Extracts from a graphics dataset
□ □ □ □ □ □ □
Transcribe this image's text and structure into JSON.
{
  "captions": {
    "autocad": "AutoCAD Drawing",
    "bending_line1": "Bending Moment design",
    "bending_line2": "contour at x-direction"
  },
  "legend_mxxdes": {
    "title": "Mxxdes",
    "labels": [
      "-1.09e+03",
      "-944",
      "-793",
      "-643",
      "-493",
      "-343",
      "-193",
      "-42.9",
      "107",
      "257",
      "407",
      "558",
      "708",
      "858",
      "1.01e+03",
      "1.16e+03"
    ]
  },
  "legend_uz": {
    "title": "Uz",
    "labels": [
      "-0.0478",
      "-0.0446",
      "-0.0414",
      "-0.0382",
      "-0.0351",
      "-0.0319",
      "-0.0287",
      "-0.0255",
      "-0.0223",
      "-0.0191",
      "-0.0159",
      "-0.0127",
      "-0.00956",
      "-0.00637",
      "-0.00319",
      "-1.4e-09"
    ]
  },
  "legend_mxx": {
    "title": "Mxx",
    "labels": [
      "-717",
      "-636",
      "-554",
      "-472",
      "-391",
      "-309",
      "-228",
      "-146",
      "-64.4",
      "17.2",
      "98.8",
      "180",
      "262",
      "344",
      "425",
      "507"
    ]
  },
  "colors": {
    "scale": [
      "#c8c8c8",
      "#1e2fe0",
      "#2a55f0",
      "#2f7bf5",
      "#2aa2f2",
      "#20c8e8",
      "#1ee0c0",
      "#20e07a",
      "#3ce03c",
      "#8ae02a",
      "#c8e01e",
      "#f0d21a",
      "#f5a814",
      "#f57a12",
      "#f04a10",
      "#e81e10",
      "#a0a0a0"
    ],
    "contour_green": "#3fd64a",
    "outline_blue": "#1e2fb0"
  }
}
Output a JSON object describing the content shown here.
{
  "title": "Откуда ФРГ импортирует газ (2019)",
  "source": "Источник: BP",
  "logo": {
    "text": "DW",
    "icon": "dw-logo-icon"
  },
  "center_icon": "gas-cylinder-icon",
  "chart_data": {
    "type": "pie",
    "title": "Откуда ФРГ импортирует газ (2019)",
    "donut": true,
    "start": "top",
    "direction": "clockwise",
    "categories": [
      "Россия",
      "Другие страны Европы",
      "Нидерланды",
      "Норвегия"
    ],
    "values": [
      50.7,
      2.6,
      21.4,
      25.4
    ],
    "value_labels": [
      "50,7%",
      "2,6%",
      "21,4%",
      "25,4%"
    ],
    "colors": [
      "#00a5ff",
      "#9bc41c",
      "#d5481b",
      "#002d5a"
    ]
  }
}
□ □ □ □ □ □ □
# Aim
Search the entries for the word "text" and gather every line where it appears.

# Output for this task
Transcribe this image's text and structure into JSON.
    "text": "DW",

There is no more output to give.